═════ RECORDS FOR THE TASK ═════

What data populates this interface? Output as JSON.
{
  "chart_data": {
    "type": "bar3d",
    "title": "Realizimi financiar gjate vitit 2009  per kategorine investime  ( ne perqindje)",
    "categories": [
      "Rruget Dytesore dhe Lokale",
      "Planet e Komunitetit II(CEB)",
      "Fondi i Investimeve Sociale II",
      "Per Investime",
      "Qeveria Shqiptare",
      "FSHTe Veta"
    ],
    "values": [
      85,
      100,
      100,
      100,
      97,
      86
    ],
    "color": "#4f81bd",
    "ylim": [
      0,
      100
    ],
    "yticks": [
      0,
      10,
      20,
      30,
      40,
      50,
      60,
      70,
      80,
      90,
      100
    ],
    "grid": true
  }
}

═════

### [OBJECTIVE]
Take the lines above and print them exactly.

### [OUTPUT]
What data populates this interface? Output as JSON.
{
  "chart_data": {
    "type": "bar3d",
    "title": "Realizimi financiar gjate vitit 2009  per kategorine investime  ( ne perqindje)",
    "categories": [
      "Rruget Dytesore dhe Lokale",
      "Planet e Komunitetit II(CEB)",
      "Fondi i Investimeve Sociale II",
      "Per Investime",
      "Qeveria Shqiptare",
      "FSHTe Veta"
    ],
    "values": [
      85,
      100,
      100,
      100,
      97,
      86
    ],
    "color": "#4f81bd",
    "ylim": [
      0,
      100
    ],
    "yticks": [
      0,
      10,
      20,
      30,
      40,
      50,
      60,
      70,
      80,
      90,
      100
    ],
    "grid": true
  }
}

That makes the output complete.